RECORDED DATA >>
▶

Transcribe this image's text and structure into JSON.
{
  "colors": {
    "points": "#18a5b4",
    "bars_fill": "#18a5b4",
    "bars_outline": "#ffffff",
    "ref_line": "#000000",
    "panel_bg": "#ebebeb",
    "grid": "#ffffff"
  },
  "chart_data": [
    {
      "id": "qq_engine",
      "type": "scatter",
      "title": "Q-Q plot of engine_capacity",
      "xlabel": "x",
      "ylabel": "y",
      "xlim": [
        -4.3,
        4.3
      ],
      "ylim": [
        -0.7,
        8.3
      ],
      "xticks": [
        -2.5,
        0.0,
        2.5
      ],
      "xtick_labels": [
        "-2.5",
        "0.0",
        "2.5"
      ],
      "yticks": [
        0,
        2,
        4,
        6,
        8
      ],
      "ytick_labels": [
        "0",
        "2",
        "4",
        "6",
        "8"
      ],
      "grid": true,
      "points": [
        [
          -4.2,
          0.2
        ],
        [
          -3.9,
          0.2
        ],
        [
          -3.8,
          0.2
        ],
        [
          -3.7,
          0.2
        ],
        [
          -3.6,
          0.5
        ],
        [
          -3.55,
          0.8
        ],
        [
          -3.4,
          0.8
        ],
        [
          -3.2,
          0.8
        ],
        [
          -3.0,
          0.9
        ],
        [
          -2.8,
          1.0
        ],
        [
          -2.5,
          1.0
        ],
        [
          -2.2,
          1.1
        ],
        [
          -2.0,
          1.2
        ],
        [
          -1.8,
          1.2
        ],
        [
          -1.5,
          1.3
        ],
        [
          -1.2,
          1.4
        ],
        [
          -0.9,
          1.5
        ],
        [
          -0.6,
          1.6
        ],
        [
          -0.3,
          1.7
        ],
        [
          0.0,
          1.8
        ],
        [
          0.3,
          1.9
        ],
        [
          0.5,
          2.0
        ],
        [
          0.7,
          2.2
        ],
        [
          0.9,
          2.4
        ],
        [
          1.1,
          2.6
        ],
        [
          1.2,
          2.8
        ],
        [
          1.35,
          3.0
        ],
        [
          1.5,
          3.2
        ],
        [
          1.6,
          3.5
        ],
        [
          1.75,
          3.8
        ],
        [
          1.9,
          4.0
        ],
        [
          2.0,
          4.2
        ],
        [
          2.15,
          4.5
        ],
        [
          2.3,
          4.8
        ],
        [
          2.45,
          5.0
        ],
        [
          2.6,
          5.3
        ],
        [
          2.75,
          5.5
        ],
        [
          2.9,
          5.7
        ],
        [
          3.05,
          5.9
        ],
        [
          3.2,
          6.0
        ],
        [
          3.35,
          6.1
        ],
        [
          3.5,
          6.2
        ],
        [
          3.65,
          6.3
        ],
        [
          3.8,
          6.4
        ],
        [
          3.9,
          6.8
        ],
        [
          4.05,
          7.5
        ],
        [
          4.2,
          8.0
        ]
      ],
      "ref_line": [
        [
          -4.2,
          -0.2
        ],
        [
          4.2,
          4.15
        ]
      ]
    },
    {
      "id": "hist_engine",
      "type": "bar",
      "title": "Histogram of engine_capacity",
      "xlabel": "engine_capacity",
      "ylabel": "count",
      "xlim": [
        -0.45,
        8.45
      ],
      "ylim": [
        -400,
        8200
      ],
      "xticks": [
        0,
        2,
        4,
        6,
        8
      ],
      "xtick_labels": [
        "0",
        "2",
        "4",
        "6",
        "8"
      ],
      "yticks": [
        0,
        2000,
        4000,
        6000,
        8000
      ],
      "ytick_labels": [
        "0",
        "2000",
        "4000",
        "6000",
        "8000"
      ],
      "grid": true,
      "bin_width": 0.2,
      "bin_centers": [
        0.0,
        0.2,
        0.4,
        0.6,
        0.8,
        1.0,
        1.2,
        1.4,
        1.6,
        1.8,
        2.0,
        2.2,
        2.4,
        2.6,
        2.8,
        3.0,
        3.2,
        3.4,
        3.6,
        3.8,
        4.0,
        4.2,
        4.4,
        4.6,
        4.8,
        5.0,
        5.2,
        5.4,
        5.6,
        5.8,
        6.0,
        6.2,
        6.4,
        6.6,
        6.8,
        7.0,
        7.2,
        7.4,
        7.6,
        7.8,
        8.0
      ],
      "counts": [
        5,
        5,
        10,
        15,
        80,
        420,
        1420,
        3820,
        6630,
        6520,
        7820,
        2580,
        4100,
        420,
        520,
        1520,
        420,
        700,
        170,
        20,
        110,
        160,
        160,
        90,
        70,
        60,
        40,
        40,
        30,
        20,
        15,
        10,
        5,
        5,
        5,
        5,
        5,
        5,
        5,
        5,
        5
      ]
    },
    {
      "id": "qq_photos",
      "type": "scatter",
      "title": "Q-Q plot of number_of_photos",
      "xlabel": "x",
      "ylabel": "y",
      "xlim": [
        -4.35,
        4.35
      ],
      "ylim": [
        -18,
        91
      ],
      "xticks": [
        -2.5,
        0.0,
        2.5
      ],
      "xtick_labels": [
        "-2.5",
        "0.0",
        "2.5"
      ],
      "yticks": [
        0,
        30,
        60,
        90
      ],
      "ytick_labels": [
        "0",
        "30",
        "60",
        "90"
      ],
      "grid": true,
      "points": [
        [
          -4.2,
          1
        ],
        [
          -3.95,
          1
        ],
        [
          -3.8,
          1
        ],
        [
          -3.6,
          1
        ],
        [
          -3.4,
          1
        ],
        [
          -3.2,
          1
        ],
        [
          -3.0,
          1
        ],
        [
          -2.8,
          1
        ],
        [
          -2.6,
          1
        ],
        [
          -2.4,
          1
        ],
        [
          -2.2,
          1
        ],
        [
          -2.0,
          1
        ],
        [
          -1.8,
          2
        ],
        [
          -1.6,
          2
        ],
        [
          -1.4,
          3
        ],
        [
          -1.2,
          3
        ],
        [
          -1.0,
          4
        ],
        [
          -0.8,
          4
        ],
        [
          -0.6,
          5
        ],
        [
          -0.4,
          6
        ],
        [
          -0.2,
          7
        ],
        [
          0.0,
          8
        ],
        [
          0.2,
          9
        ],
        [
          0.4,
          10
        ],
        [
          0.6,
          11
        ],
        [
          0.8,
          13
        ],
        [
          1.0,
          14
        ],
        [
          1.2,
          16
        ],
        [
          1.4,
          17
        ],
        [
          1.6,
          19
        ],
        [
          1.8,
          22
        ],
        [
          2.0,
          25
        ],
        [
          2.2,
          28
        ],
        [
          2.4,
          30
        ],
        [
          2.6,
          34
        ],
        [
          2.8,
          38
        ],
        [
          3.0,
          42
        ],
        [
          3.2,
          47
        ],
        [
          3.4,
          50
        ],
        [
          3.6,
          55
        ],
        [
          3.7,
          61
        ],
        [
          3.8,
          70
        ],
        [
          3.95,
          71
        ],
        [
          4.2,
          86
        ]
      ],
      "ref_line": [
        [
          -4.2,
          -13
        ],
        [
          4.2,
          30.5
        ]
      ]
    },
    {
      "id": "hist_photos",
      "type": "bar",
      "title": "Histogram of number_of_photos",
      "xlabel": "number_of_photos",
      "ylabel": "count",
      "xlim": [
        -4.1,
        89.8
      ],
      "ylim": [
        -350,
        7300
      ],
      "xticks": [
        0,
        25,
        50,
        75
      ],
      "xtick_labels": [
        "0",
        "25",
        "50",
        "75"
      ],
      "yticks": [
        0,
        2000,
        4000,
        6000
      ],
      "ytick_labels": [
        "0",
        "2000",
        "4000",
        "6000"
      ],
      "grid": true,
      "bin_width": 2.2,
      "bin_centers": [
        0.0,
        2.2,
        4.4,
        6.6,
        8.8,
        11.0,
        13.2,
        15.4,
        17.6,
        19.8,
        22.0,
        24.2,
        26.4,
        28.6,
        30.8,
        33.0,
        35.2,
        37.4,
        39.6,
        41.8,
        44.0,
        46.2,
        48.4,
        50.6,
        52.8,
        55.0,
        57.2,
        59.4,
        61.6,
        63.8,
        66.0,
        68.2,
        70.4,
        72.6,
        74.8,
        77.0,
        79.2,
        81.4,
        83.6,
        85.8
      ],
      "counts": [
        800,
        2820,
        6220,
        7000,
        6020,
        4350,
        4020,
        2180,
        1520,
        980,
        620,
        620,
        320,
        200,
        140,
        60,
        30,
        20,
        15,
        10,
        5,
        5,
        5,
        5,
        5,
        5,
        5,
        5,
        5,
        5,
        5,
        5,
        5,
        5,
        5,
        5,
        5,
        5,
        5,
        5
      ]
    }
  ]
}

◀

WHAT TO PRODUCE >> Count how many lines above carry the word "title". Only the number is required.

TASK ANSWER >> 4